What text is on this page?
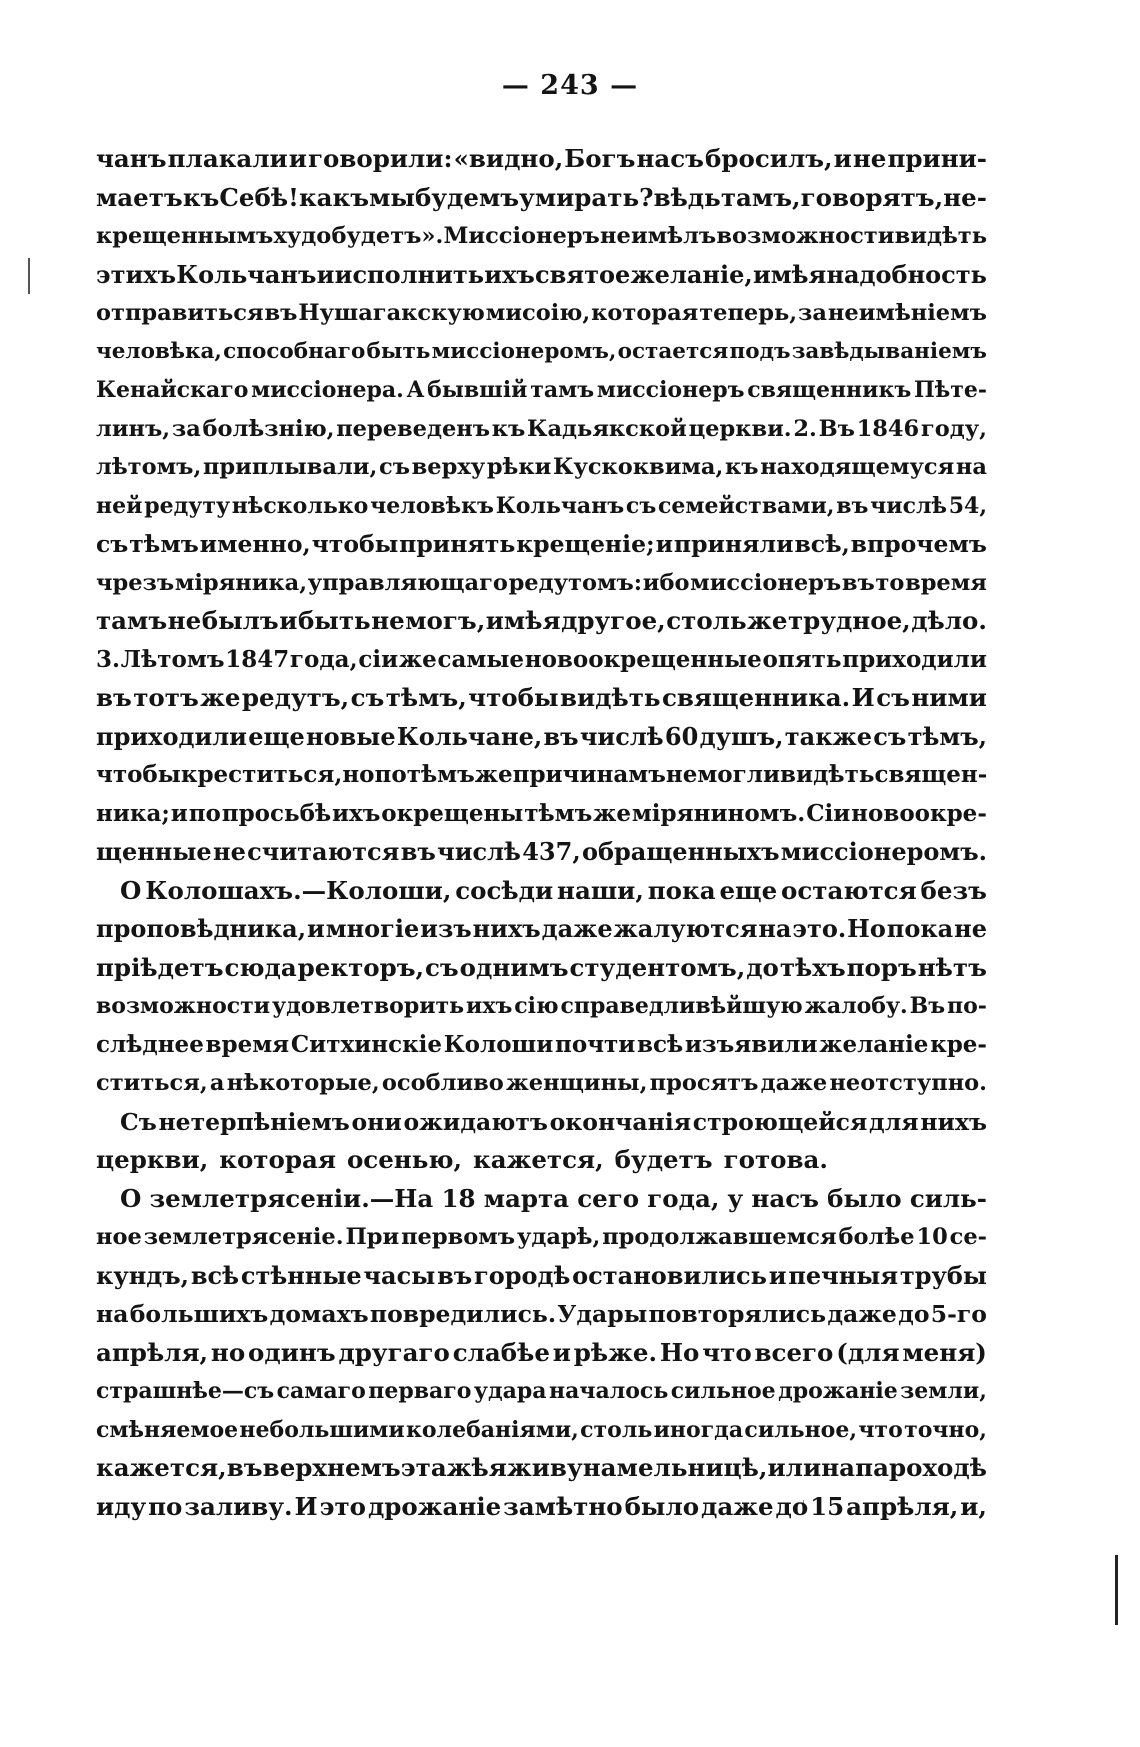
— 243 —
чанъ плакали и говорили: «видно, Богъ насъ бросилъ, и не прини-
маетъ къ Себѣ! какъ мы будемъ умирать? вѣдь тамъ, говорятъ, не-
крещеннымъ худо будетъ». Миссіонеръ не имѣлъ возможности видѣть
этихъ Кольчанъ и исполнить ихъ святое желаніе, имѣя надобность
отправиться въ Нушагакскую мисоію, которая теперь, за неимѣніемъ
человѣка, способнаго быть миссіонеромъ, остается подъ завѣдываніемъ
Кенайскаго миссіонера. А бывшій тамъ миссіонеръ священникъ Пѣте-
линъ, за болѣзнію, переведенъ къ Кадьякской церкви. 2. Въ 1846 году,
лѣтомъ, приплывали, съ верху рѣки Кускоквима, къ находящемуся на
ней редуту нѣсколько человѣкъ Кольчанъ съ семействами, въ числѣ 54,
съ тѣмъ именно, чтобы принять крещеніе; и приняли всѣ, впрочемъ
чрезъ міряника, управляющаго редутомъ: ибо миссіонеръ въ то время
тамъ не былъ и быть не могъ, имѣя другое, столь же трудное, дѣло.
3. Лѣтомъ 1847 года, сіи же самые новоокрещенные опять приходили
въ тотъ же редутъ, съ тѣмъ, чтобы видѣть священника. И съ ними
приходили еще новые Кольчане, въ числѣ 60 душъ, также съ тѣмъ,
чтобы креститься, но по тѣмъ же причинамъ не могли видѣть священ-
ника; и по просьбѣ ихъ окрещены тѣмъ же міряниномъ. Сіи новоокре-
щенные не считаются въ числѣ 437, обращенныхъ миссіонеромъ.
О Колошахъ.—Колоши, сосѣди наши, пока еще остаются безъ
проповѣдника, и многіе изъ нихъ даже жалуются на это. Но пока не
пріѣдетъ сюда ректоръ, съ однимъ студентомъ, до тѣхъ поръ нѣтъ
возможности удовлетворить ихъ сію справедливѣйшую жалобу. Въ по-
слѣднее время Ситхинскіе Колоши почти всѣ изъявили желаніе кре-
ститься, а нѣкоторые, особливо женщины, просятъ даже неотступно.
Съ нетерпѣніемъ они ожидаютъ окончанія строющейся для нихъ
церкви, которая осенью, кажется, будетъ готова.
О землетрясеніи.—На 18 марта сего года, у насъ было силь-
ное землетрясеніе. При первомъ ударѣ, продолжавшемся болѣе 10 се-
кундъ, всѣ стѣнные часы въ городѣ остановились и печныя трубы
на большихъ домахъ повредились. Удары повторялись даже до 5-го
апрѣля, но одинъ другаго слабѣе и рѣже. Но что всего (для меня)
страшнѣе—съ самаго перваго удара началось сильное дрожаніе земли,
смѣняемое небольшими колебаніями, столь иногда сильное, что точно,
кажется, въ верхнемъ этажѣ я живу на мельницѣ, или на пароходѣ
иду по заливу. И это дрожаніе замѣтно было даже до 15 апрѣля, и,
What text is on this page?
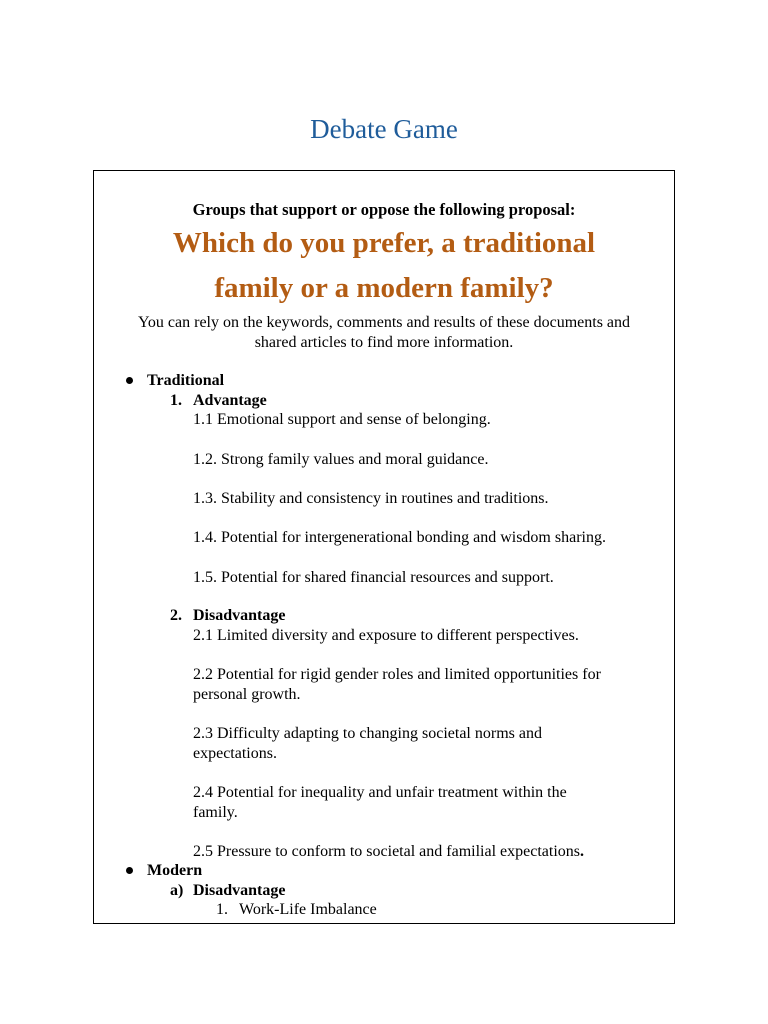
Debate Game
Groups that support or oppose the following proposal:
Which do you prefer, a traditional
family or a modern family?
You can rely on the keywords, comments and results of these documents and
shared articles to find more information.
Traditional
1. Advantage
1.1 Emotional support and sense of belonging.
1.2. Strong family values and moral guidance.
1.3. Stability and consistency in routines and traditions.
1.4. Potential for intergenerational bonding and wisdom sharing.
1.5. Potential for shared financial resources and support.
2. Disadvantage
2.1 Limited diversity and exposure to different perspectives.
2.2 Potential for rigid gender roles and limited opportunities for
personal growth.
2.3 Difficulty adapting to changing societal norms and
expectations.
2.4 Potential for inequality and unfair treatment within the
family.
2.5 Pressure to conform to societal and familial expectations.
Modern
a) Disadvantage
1. Work-Life Imbalance
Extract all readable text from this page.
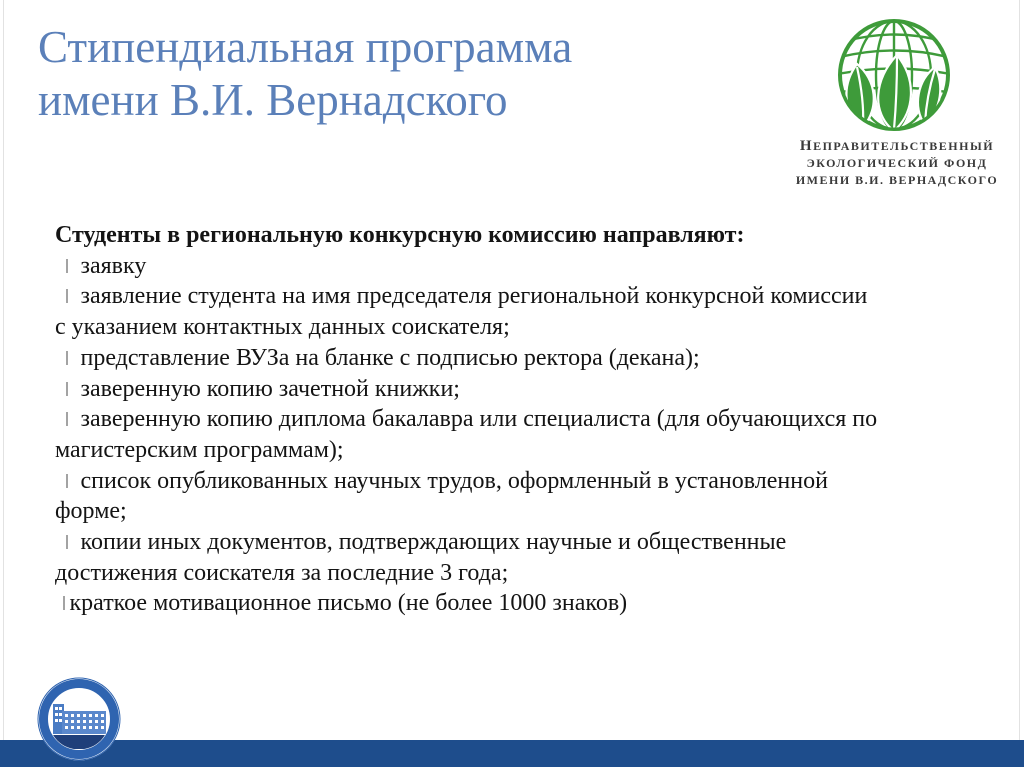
Стипендиальная программа
имени В.И. Вернадского
НЕПРАВИТЕЛЬСТВЕННЫЙ
ЭКОЛОГИЧЕСКИЙ ФОНД
ИМЕНИ В.И. ВЕРНАДСКОГО
Студенты в региональную конкурсную комиссию направляют:
заявку
заявление студента на имя председателя региональной конкурсной комиссии
с указанием контактных данных соискателя;
представление ВУЗа на бланке с подписью ректора (декана);
заверенную копию зачетной книжки;
заверенную копию диплома бакалавра или специалиста (для обучающихся по
магистерским программам);
список опубликованных научных трудов, оформленный в установленной
форме;
копии иных документов, подтверждающих научные и общественные
достижения соискателя за последние 3 года;
краткое мотивационное письмо (не более 1000 знаков)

★ ★ ★ ★

Goal of the exercise
Quote the material in full and exactly; do not carry over its pictures.

Final result
What text is on this page?
— 243 —
чанъ плакали и говорили: «видно, Богъ насъ бросилъ, и не прини-
маетъ къ Себѣ! какъ мы будемъ умирать? вѣдь тамъ, говорятъ, не-
крещеннымъ худо будетъ». Миссіонеръ не имѣлъ возможности видѣть
этихъ Кольчанъ и исполнить ихъ святое желаніе, имѣя надобность
отправиться въ Нушагакскую мисоію, которая теперь, за неимѣніемъ
человѣка, способнаго быть миссіонеромъ, остается подъ завѣдываніемъ
Кенайскаго миссіонера. А бывшій тамъ миссіонеръ священникъ Пѣте-
линъ, за болѣзнію, переведенъ къ Кадьякской церкви. 2. Въ 1846 году,
лѣтомъ, приплывали, съ верху рѣки Кускоквима, къ находящемуся на
ней редуту нѣсколько человѣкъ Кольчанъ съ семействами, въ числѣ 54,
съ тѣмъ именно, чтобы принять крещеніе; и приняли всѣ, впрочемъ
чрезъ міряника, управляющаго редутомъ: ибо миссіонеръ въ то время
тамъ не былъ и быть не могъ, имѣя другое, столь же трудное, дѣло.
3. Лѣтомъ 1847 года, сіи же самые новоокрещенные опять приходили
въ тотъ же редутъ, съ тѣмъ, чтобы видѣть священника. И съ ними
приходили еще новые Кольчане, въ числѣ 60 душъ, также съ тѣмъ,
чтобы креститься, но по тѣмъ же причинамъ не могли видѣть священ-
ника; и по просьбѣ ихъ окрещены тѣмъ же міряниномъ. Сіи новоокре-
щенные не считаются въ числѣ 437, обращенныхъ миссіонеромъ.
О Колошахъ.—Колоши, сосѣди наши, пока еще остаются безъ
проповѣдника, и многіе изъ нихъ даже жалуются на это. Но пока не
пріѣдетъ сюда ректоръ, съ однимъ студентомъ, до тѣхъ поръ нѣтъ
возможности удовлетворить ихъ сію справедливѣйшую жалобу. Въ по-
слѣднее время Ситхинскіе Колоши почти всѣ изъявили желаніе кре-
ститься, а нѣкоторые, особливо женщины, просятъ даже неотступно.
Съ нетерпѣніемъ они ожидаютъ окончанія строющейся для нихъ
церкви, которая осенью, кажется, будетъ готова.
О землетрясеніи.—На 18 марта сего года, у насъ было силь-
ное землетрясеніе. При первомъ ударѣ, продолжавшемся болѣе 10 се-
кундъ, всѣ стѣнные часы въ городѣ остановились и печныя трубы
на большихъ домахъ повредились. Удары повторялись даже до 5-го
апрѣля, но одинъ другаго слабѣе и рѣже. Но что всего (для меня)
страшнѣе—съ самаго перваго удара началось сильное дрожаніе земли,
смѣняемое небольшими колебаніями, столь иногда сильное, что точно,
кажется, въ верхнемъ этажѣ я живу на мельницѣ, или на пароходѣ
иду по заливу. И это дрожаніе замѣтно было даже до 15 апрѣля, и,
What text is on this page?
Debate Game
Groups that support or oppose the following proposal:
Which do you prefer, a traditional
family or a modern family?
You can rely on the keywords, comments and results of these documents and
shared articles to find more information.
Traditional
1. Advantage
1.1 Emotional support and sense of belonging.
1.2. Strong family values and moral guidance.
1.3. Stability and consistency in routines and traditions.
1.4. Potential for intergenerational bonding and wisdom sharing.
1.5. Potential for shared financial resources and support.
2. Disadvantage
2.1 Limited diversity and exposure to different perspectives.
2.2 Potential for rigid gender roles and limited opportunities for
personal growth.
2.3 Difficulty adapting to changing societal norms and
expectations.
2.4 Potential for inequality and unfair treatment within the
family.
2.5 Pressure to conform to societal and familial expectations.
Modern
a) Disadvantage
1. Work-Life Imbalance
Extract all readable text from this page.
Стипендиальная программа
имени В.И. Вернадского
НЕПРАВИТЕЛЬСТВЕННЫЙ
ЭКОЛОГИЧЕСКИЙ ФОНД
ИМЕНИ В.И. ВЕРНАДСКОГО
Студенты в региональную конкурсную комиссию направляют:
заявку
заявление студента на имя председателя региональной конкурсной комиссии
с указанием контактных данных соискателя;
представление ВУЗа на бланке с подписью ректора (декана);
заверенную копию зачетной книжки;
заверенную копию диплома бакалавра или специалиста (для обучающихся по
магистерским программам);
список опубликованных научных трудов, оформленный в установленной
форме;
копии иных документов, подтверждающих научные и общественные
достижения соискателя за последние 3 года;
краткое мотивационное письмо (не более 1000 знаков)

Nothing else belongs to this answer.